§ Texte fourni

****

Dans les années 20, tandis que la prospérité semblait fermement établie dans de nombreux domaines, des signes inquiétants se profilaient à l'horizon. La spéculation financière, un nombre croissant de faillites bancaires et d'autres indications d'instabilité économique aux États-Unis laissaient à penser que cette prospérité reposait sur une fondation peu solide. En 1927, alors que prenait fin le contrôle militaire des troupes alliées sur l'Allemagne, l'économie allemande s'écroulait. Ce fut une période sombre pour un grand nombre de gens. Toutefois, cette année-là, les Américains et les Européens vécurent quelques moments de joie lorsque Charles Lindbergh, sur son avion monomoteur, The Spirit of St. Louis, devint le premier aviateur à traverser seul l'Atlantique sans escale. Cet exploit et les développements qu'il entraîna exercèrent une influence énorme sur les moyens de communication et les transports internationaux.
Les organisations politiques et religieuses du monde entier prenaient très sérieusement en considération la communication internationale, et la Société d'édition de la Christian Science faisait partie des voix qui se faisaient entendre de plus en plus à l'échelon mondial.

****

§ Données fournies

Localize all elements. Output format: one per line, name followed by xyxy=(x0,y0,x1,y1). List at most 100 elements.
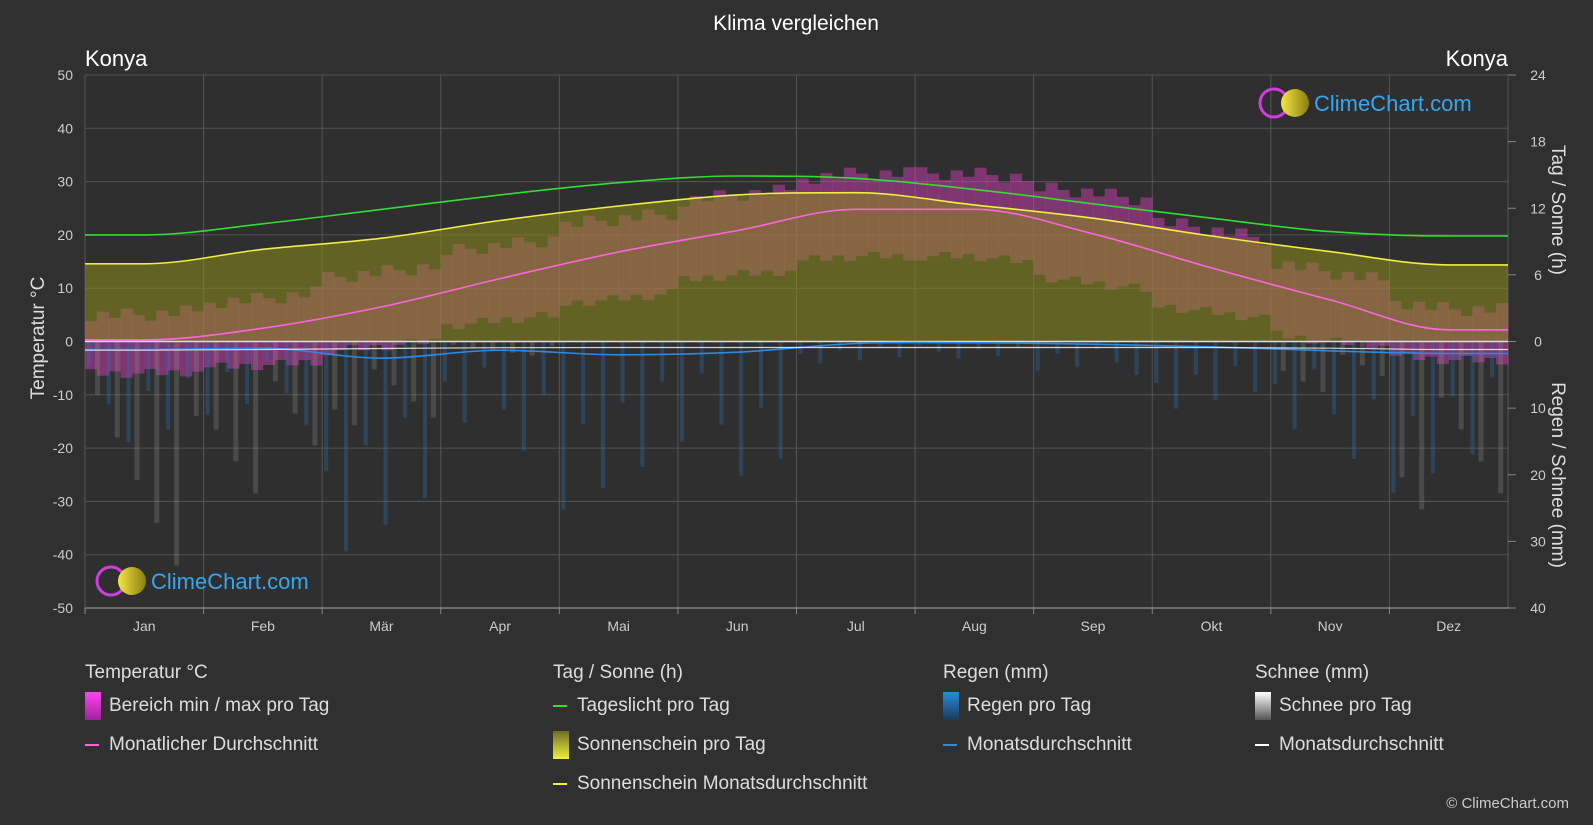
legend-temperature-title: Temperatur °C xyxy=(85,662,208,683)
rain-bar xyxy=(917,341,922,346)
rain-bar xyxy=(640,341,645,467)
rain-bar xyxy=(936,341,941,352)
rain-bar xyxy=(660,341,665,382)
temp-avg-swatch xyxy=(85,743,99,746)
rain-swatch xyxy=(943,691,959,720)
snow-bar xyxy=(431,341,436,418)
sunshine-swatch xyxy=(553,730,569,759)
y-left-tick-label: 50 xyxy=(57,67,73,83)
y-right-bottom-tick-label: 10 xyxy=(1530,400,1546,416)
legend-label: Sonnenschein Monatsdurchschnitt xyxy=(577,772,868,794)
rain-bar xyxy=(462,341,467,423)
rain-bar xyxy=(561,341,566,510)
rain-bar xyxy=(1233,341,1238,366)
legend-item-rain-day: Regen pro Tag xyxy=(943,686,1132,725)
axes: 50 40 30 20 10 0 -10 -20 -30 -40 -50 24 18 12 6 0 10 20 30… xyxy=(53,67,1546,634)
snow-bar xyxy=(1438,341,1444,398)
snow-bar xyxy=(411,341,417,402)
legend-item-temp-range: Bereich min / max pro Tag xyxy=(85,686,329,725)
y-right-top-tick-label: 24 xyxy=(1530,67,1546,83)
rain-bar xyxy=(1134,341,1139,376)
rain-bar xyxy=(818,341,823,364)
y-left-tick-label: -20 xyxy=(53,440,73,456)
rain-bar xyxy=(1371,341,1376,400)
x-tick-label: Aug xyxy=(962,618,987,634)
snow-bar xyxy=(1320,341,1326,393)
x-tick-label: Jan xyxy=(133,618,156,634)
rain-bar xyxy=(1312,341,1317,370)
rain-bar xyxy=(502,341,506,410)
legend-item-snow-avg: Monatsdurchschnitt xyxy=(1255,725,1444,764)
rain-bar xyxy=(1430,341,1435,474)
legend-label: Schnee pro Tag xyxy=(1279,694,1412,716)
rain-avg-swatch xyxy=(943,743,957,746)
rain-bar xyxy=(581,341,586,425)
daylight-line xyxy=(85,175,1508,237)
legend-rain: Regen (mm) Regen pro Tag Monatsdurchschn… xyxy=(943,660,1132,764)
rain-bar xyxy=(759,341,763,408)
y-left-tick-label: -40 xyxy=(53,547,73,563)
x-tick-label: Jul xyxy=(847,618,865,634)
snow-bar xyxy=(1498,341,1504,494)
y-right-top-tick-label: 6 xyxy=(1534,267,1542,283)
y-left-tick-label: 40 xyxy=(57,120,73,136)
y-right-top-tick-label: 0 xyxy=(1534,334,1542,350)
snow-bar xyxy=(134,341,140,481)
daylight-swatch xyxy=(553,704,567,707)
legend-label: Sonnenschein pro Tag xyxy=(577,733,766,755)
x-tick-label: Mai xyxy=(607,618,630,634)
rain-bar xyxy=(1411,341,1416,416)
rain-bar xyxy=(363,341,368,445)
legend-label: Regen pro Tag xyxy=(967,694,1092,716)
x-tick-label: Jun xyxy=(726,618,749,634)
rain-bar xyxy=(838,341,842,351)
watermark-text: ClimeChart.com xyxy=(151,569,309,594)
snow-bar xyxy=(1280,341,1286,371)
rain-bar xyxy=(1075,341,1080,367)
rain-bar xyxy=(521,341,526,451)
snow-bar xyxy=(233,341,239,462)
snow-bar xyxy=(193,341,199,417)
watermark-bottom: ClimeChart.com xyxy=(95,565,309,597)
rain-bar xyxy=(699,341,704,374)
x-tick-label: Nov xyxy=(1318,618,1343,634)
rain-bar xyxy=(541,341,546,396)
snow-bar xyxy=(1419,341,1425,510)
snow-bar xyxy=(312,341,318,446)
legend-rain-title: Regen (mm) xyxy=(943,662,1049,683)
y-left-tick-label: -30 xyxy=(53,493,73,509)
rain-bar xyxy=(324,341,329,472)
rain-bar xyxy=(146,341,151,392)
legend-item-sunshine: Sonnenschein pro Tag xyxy=(553,725,867,764)
y-left-tick-label: 0 xyxy=(65,334,73,350)
snow-bar xyxy=(529,341,535,356)
rain-bar xyxy=(719,341,724,425)
y-right-bottom-tick-label: 20 xyxy=(1530,467,1546,483)
legend-item-snow-day: Schnee pro Tag xyxy=(1255,686,1444,725)
y-left-tick-label: 10 xyxy=(57,280,73,296)
rain-bar xyxy=(1154,341,1159,384)
rain-bar xyxy=(1035,341,1040,371)
rain-bar xyxy=(778,341,783,459)
y-left-tick-label: -50 xyxy=(53,600,73,616)
rain-bar xyxy=(739,341,744,476)
legend-item-sunshine-avg: Sonnenschein Monatsdurchschnitt xyxy=(553,764,867,803)
rain-bar xyxy=(482,341,487,368)
rain-bar xyxy=(1253,341,1258,392)
snow-bar xyxy=(154,341,160,523)
snow-bar xyxy=(1399,341,1405,478)
rain-bar xyxy=(284,341,289,394)
rain-bar xyxy=(1351,341,1356,459)
y-right-top-tick-label: 12 xyxy=(1530,200,1546,216)
snow-bar xyxy=(351,341,357,426)
legend-sun-title: Tag / Sonne (h) xyxy=(553,662,683,683)
snow-bar xyxy=(490,341,496,351)
rain-bar xyxy=(1292,341,1297,430)
snow-bar xyxy=(1458,341,1464,430)
snow-bar xyxy=(292,341,298,414)
rain-bar xyxy=(1272,341,1277,385)
y-right-bottom-tick-label: 30 xyxy=(1530,533,1546,549)
y-left-tick-label: 20 xyxy=(57,227,73,243)
legend-item-rain-avg: Monatsdurchschnitt xyxy=(943,725,1132,764)
snow-bar xyxy=(253,341,259,494)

****

§ Consignes
[1] D'après le texte fourni, pourquoi pouvait-on penser que la prospérité des années 20 reposait sur une fondation peu solide ? Répondez en une à trois phrases.
[2] Indiquez si chacune des affirmations suivantes concorde avec le texte fourni, en répondant par oui ou par non et en citant les mots du texte qui tranchent. (a) Charles Lindbergh a traversé l'Atlantique accompagné d'un équipage. (b) L'économie allemande s'écroulait en 1927. (c) Les organisations politiques et religieuses accordaient peu d'importance à la communication internationale.

§ Réponses par consigne
[1] La spéculation financière, le nombre croissant de faillites bancaires et d'autres signes d'instabilité économique aux États-Unis laissaient penser que cette prospérité reposait sur une fondation peu solide.

[2]
(a) Non : « devint le premier aviateur à traverser seul l'Atlantique sans escale ».
(b) Oui : « En 1927, alors que prenait fin le contrôle militaire des troupes alliées sur l'Allemagne, l'économie allemande s'écroulait ».
(c) Non : « prenaient très sérieusement en considération la communication internationale ».